═════ Provided records ═════

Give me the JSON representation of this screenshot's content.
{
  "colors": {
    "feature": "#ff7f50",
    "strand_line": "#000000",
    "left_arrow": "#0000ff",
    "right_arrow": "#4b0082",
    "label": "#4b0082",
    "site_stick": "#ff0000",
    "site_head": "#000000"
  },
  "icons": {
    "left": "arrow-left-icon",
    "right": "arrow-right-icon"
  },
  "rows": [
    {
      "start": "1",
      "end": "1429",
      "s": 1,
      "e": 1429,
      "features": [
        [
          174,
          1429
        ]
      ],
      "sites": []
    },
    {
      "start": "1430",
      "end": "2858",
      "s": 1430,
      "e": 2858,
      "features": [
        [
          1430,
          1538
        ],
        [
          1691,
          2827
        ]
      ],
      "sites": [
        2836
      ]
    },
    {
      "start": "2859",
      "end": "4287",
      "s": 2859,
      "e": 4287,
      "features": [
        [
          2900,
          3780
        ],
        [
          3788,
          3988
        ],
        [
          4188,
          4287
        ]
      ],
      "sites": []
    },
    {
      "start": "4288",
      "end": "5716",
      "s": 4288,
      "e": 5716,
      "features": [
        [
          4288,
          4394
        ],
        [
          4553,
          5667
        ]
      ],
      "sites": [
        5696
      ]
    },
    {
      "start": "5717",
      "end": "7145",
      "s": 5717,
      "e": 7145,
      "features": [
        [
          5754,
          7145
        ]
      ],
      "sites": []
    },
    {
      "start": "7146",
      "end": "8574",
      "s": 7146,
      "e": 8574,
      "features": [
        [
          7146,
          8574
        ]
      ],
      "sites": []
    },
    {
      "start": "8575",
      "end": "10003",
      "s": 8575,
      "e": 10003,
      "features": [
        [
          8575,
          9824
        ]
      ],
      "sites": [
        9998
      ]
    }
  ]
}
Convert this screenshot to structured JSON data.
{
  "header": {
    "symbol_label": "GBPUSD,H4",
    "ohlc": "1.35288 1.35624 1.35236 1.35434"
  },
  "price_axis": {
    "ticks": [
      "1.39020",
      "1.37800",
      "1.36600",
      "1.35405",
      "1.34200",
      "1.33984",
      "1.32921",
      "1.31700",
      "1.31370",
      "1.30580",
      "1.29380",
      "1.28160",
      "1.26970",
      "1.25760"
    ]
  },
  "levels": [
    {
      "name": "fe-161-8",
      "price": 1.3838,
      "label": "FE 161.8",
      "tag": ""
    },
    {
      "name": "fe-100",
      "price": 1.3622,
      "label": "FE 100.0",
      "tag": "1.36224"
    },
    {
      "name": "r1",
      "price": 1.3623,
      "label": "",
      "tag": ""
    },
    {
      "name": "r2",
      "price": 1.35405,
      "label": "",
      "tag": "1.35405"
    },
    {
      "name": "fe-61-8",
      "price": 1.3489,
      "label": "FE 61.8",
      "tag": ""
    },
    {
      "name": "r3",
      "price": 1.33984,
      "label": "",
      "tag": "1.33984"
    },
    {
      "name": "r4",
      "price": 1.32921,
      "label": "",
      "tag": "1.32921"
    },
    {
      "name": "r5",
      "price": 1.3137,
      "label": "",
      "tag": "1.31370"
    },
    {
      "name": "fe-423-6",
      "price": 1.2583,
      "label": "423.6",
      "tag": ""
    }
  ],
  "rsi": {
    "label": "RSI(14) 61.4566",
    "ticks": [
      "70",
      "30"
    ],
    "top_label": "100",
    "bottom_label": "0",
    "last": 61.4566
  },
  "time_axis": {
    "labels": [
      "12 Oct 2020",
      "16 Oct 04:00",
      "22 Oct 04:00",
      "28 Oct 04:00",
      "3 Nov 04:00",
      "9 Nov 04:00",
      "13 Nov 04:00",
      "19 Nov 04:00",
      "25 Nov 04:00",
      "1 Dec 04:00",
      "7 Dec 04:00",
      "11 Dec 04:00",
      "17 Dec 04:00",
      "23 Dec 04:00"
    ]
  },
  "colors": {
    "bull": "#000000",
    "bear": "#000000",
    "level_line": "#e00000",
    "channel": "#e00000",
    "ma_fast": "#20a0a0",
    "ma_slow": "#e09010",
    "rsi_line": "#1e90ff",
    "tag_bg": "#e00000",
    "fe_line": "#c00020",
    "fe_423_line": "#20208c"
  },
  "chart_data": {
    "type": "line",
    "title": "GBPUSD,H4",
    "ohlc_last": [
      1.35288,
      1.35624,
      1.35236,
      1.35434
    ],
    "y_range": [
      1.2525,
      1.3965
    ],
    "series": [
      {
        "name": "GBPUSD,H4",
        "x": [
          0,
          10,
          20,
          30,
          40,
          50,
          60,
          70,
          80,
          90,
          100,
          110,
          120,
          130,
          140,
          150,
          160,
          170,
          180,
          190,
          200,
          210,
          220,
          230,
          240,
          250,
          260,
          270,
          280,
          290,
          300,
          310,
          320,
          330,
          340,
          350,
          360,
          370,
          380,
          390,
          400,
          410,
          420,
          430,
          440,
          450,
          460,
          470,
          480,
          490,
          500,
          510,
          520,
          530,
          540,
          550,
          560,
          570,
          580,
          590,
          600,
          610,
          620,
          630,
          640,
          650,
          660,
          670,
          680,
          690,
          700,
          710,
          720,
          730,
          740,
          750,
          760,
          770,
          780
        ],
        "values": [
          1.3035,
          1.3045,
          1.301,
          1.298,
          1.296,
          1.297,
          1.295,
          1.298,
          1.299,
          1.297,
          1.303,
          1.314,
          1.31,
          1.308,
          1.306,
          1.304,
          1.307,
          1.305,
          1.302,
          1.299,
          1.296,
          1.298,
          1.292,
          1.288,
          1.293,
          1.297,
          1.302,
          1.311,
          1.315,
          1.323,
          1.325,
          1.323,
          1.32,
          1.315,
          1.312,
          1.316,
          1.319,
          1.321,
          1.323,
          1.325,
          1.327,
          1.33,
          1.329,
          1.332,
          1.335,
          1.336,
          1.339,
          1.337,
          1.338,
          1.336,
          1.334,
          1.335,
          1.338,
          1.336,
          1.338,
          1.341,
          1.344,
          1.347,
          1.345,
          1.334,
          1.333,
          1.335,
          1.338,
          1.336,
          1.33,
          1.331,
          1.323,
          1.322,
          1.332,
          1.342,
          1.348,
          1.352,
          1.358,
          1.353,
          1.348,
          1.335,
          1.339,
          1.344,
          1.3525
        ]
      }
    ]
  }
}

═════

Exercise instructions: Identify each line in the records above that contains the word "JSON", and copy it out in full.

Written response:
Give me the JSON representation of this screenshot's content.
Convert this screenshot to structured JSON data.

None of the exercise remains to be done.